Exercise brief ::
All records are to be retyped faithfully and completely.

Materials provided ::
# # # # # # #

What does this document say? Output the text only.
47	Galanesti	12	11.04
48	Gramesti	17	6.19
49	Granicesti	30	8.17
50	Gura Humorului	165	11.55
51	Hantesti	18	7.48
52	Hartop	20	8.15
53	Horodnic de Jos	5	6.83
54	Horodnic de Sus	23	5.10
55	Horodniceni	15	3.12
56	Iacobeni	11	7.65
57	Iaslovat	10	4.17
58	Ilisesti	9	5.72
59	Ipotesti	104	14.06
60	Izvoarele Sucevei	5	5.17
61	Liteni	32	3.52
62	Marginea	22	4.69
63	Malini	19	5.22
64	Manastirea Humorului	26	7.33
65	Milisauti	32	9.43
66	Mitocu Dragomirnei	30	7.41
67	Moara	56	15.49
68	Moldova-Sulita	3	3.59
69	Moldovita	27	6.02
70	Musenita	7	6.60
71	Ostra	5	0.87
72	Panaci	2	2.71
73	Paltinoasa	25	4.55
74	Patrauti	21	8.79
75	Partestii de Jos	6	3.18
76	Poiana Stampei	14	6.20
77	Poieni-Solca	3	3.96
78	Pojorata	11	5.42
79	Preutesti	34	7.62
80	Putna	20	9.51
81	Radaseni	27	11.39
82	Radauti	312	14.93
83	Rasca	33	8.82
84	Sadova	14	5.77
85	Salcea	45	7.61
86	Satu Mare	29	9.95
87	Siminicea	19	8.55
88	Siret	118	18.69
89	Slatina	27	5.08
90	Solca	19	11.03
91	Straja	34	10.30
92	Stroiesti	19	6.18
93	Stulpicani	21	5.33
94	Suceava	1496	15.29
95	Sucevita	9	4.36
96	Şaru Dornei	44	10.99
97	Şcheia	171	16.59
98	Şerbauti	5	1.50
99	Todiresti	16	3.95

# # # # # # #

Exercise answer ::
What does this document say? Output the text only.
47	Galanesti	12	11.04
48	Gramesti	17	6.19
49	Granicesti	30	8.17
50	Gura Humorului	165	11.55
51	Hantesti	18	7.48
52	Hartop	20	8.15
53	Horodnic de Jos	5	6.83
54	Horodnic de Sus	23	5.10
55	Horodniceni	15	3.12
56	Iacobeni	11	7.65
57	Iaslovat	10	4.17
58	Ilisesti	9	5.72
59	Ipotesti	104	14.06
60	Izvoarele Sucevei	5	5.17
61	Liteni	32	3.52
62	Marginea	22	4.69
63	Malini	19	5.22
64	Manastirea Humorului	26	7.33
65	Milisauti	32	9.43
66	Mitocu Dragomirnei	30	7.41
67	Moara	56	15.49
68	Moldova-Sulita	3	3.59
69	Moldovita	27	6.02
70	Musenita	7	6.60
71	Ostra	5	0.87
72	Panaci	2	2.71
73	Paltinoasa	25	4.55
74	Patrauti	21	8.79
75	Partestii de Jos	6	3.18
76	Poiana Stampei	14	6.20
77	Poieni-Solca	3	3.96
78	Pojorata	11	5.42
79	Preutesti	34	7.62
80	Putna	20	9.51
81	Radaseni	27	11.39
82	Radauti	312	14.93
83	Rasca	33	8.82
84	Sadova	14	5.77
85	Salcea	45	7.61
86	Satu Mare	29	9.95
87	Siminicea	19	8.55
88	Siret	118	18.69
89	Slatina	27	5.08
90	Solca	19	11.03
91	Straja	34	10.30
92	Stroiesti	19	6.18
93	Stulpicani	21	5.33
94	Suceava	1496	15.29
95	Sucevita	9	4.36
96	Şaru Dornei	44	10.99
97	Şcheia	171	16.59
98	Şerbauti	5	1.50
99	Todiresti	16	3.95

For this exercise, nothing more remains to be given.